--- Exercise task ---
Go through the records and show each line where the word "Placement" occurs.

==================================================

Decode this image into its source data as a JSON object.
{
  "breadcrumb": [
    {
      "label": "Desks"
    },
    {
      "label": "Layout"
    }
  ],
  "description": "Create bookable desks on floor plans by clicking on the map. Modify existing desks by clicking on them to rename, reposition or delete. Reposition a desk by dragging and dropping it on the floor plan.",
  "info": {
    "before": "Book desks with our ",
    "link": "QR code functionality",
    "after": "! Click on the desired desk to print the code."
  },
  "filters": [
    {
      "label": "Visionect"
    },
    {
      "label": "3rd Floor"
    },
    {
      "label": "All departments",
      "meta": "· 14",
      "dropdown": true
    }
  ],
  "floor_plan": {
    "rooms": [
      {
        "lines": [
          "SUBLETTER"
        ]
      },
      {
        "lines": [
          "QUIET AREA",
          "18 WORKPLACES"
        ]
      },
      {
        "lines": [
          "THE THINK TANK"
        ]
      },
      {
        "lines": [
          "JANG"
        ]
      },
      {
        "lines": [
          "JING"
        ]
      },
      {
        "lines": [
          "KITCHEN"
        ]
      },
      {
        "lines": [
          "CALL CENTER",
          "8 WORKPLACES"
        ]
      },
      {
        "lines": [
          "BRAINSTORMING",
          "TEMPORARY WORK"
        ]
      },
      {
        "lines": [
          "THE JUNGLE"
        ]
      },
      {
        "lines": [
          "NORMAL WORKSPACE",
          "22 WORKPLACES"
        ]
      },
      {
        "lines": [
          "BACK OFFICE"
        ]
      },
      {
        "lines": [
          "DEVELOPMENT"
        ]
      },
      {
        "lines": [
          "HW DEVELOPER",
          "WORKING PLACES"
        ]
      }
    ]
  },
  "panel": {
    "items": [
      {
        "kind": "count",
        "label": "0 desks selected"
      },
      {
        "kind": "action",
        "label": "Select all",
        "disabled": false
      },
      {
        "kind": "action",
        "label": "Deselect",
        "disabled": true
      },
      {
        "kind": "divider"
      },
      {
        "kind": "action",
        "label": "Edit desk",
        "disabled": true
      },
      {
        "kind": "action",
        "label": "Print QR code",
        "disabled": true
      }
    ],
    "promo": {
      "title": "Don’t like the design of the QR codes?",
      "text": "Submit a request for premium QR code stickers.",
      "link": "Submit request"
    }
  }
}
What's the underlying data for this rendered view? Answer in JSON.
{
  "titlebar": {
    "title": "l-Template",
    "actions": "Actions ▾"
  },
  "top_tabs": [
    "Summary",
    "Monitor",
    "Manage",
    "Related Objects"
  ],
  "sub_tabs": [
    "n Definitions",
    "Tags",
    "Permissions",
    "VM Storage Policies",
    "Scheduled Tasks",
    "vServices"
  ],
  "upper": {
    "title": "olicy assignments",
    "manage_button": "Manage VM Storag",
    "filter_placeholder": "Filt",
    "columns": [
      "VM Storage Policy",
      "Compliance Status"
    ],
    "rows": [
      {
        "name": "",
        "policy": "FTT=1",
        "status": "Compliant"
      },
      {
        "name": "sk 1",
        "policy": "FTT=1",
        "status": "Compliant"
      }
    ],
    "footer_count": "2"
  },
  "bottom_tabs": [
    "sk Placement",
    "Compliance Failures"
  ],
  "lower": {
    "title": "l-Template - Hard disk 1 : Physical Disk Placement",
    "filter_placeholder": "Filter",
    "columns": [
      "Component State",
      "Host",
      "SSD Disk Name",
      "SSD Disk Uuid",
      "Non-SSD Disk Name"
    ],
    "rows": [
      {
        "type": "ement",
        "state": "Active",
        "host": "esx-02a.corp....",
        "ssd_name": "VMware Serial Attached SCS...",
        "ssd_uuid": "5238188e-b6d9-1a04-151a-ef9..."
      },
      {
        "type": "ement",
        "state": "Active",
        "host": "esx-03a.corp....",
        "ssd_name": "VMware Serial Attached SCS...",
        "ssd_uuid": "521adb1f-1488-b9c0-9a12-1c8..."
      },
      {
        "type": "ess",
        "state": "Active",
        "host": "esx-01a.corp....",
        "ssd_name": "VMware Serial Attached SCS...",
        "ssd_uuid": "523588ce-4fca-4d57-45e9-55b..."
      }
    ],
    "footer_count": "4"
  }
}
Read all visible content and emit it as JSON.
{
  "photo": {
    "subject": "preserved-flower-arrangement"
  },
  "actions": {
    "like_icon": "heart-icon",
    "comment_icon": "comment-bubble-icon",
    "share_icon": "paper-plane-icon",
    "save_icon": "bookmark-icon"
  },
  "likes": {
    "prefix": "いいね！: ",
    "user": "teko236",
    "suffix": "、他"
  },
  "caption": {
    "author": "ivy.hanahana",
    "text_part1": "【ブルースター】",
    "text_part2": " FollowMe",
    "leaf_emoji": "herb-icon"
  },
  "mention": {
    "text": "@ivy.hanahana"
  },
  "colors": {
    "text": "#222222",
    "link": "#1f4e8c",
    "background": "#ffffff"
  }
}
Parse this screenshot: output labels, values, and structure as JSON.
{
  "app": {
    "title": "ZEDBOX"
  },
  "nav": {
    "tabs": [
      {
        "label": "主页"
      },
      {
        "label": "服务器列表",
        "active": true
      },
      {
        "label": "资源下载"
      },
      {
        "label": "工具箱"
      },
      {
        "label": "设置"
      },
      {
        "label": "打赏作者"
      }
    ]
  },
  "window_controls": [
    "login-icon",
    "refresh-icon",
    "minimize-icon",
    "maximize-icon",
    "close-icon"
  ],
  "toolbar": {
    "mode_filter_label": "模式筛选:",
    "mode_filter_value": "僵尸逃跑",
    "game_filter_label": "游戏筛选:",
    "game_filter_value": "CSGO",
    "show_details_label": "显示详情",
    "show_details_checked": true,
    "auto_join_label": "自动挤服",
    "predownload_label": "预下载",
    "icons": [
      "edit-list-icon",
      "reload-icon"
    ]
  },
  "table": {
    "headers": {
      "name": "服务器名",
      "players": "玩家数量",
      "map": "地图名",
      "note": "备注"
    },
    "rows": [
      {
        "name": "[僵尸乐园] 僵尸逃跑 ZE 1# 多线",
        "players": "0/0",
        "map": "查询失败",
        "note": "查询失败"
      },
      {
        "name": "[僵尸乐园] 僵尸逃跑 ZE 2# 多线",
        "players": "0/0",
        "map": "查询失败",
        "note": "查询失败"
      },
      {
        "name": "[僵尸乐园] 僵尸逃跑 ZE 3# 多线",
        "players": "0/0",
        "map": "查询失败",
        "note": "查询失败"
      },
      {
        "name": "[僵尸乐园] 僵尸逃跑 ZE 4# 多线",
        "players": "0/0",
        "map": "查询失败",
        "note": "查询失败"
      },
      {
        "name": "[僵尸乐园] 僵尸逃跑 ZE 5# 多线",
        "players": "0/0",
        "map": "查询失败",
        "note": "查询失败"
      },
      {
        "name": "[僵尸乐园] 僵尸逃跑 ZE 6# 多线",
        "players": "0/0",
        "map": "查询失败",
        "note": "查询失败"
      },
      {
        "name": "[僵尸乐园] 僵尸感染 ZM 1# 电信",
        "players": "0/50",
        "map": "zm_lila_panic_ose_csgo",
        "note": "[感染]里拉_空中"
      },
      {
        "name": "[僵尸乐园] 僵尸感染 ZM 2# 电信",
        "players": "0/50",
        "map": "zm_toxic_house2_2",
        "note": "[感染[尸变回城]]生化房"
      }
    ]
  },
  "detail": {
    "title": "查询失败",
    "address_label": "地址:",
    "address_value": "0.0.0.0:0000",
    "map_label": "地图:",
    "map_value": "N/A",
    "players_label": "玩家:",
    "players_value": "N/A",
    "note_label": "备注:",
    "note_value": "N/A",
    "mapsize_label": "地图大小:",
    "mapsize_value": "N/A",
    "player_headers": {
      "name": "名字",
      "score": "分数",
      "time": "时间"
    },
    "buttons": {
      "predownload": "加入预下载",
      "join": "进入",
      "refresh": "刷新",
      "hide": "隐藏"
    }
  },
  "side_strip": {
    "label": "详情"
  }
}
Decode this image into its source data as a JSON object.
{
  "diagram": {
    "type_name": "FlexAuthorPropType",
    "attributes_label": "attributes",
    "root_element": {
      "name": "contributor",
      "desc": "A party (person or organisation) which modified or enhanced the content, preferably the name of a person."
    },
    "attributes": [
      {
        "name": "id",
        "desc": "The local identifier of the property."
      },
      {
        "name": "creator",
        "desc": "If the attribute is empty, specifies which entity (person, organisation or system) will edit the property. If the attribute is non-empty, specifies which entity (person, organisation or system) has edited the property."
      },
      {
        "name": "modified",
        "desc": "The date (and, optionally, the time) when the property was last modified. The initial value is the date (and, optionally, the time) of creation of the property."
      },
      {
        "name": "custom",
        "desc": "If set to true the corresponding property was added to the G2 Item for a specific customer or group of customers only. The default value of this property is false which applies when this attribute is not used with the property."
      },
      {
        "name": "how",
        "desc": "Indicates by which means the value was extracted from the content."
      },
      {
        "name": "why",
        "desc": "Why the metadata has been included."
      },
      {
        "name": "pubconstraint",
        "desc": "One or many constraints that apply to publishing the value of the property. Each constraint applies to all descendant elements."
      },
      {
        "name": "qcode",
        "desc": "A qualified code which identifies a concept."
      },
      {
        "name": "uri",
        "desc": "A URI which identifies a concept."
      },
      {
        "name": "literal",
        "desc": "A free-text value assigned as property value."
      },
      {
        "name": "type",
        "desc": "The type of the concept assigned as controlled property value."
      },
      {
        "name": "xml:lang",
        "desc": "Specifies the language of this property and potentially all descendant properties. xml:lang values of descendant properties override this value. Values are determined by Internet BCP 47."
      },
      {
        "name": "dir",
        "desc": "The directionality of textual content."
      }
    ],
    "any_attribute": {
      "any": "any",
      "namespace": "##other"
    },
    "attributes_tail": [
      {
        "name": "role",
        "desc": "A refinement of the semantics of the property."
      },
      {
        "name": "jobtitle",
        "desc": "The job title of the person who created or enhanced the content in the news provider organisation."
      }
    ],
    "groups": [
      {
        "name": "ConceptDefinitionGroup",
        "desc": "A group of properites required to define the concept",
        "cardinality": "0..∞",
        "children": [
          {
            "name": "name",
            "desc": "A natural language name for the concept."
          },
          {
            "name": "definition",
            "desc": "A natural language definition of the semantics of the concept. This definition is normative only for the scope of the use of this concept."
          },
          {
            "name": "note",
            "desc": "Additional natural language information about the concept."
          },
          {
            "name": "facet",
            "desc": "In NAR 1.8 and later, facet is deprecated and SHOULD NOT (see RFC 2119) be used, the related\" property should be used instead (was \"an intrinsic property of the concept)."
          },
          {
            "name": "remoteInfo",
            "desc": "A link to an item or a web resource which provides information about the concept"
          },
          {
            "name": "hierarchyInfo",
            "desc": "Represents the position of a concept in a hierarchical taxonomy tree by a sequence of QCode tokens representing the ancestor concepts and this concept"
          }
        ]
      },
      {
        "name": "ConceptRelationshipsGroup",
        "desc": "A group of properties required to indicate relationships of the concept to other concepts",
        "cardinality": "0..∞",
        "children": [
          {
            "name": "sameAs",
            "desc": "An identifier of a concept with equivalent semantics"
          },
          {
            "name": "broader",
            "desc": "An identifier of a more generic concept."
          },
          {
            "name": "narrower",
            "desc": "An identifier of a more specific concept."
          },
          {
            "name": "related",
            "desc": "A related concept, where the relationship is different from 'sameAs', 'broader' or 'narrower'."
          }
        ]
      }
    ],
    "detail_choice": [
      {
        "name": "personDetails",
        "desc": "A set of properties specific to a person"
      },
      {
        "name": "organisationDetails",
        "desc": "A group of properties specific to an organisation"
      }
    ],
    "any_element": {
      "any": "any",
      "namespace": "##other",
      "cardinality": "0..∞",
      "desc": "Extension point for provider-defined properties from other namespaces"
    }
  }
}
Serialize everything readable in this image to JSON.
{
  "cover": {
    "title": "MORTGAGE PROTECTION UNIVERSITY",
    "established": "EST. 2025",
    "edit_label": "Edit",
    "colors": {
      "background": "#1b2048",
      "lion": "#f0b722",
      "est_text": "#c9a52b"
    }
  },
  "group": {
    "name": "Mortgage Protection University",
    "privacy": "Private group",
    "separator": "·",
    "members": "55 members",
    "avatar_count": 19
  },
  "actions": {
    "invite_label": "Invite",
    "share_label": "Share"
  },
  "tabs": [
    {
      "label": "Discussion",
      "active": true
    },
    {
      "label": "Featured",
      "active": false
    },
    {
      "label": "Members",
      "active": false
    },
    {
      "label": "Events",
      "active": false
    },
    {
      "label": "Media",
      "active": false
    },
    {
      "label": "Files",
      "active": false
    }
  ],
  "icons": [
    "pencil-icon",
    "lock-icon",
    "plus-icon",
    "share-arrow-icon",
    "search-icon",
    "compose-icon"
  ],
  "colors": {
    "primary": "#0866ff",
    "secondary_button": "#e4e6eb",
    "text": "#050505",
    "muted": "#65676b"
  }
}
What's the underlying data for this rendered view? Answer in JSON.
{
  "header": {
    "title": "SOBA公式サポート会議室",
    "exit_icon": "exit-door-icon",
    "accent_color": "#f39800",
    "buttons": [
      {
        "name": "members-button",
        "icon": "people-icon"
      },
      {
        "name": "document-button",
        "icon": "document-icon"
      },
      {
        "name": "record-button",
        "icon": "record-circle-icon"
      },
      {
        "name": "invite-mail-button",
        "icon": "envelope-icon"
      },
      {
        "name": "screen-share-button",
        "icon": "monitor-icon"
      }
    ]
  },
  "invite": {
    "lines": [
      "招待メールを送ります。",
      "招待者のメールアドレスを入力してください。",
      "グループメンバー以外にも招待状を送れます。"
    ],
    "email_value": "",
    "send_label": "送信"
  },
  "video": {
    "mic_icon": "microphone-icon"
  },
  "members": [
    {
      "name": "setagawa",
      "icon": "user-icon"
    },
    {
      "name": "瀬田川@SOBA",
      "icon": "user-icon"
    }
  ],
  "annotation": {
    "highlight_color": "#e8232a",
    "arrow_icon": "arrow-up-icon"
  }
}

==================================================

--- Output ---
    "sk Placement",
    "title": "l-Template - Hard disk 1 : Physical Disk Placement",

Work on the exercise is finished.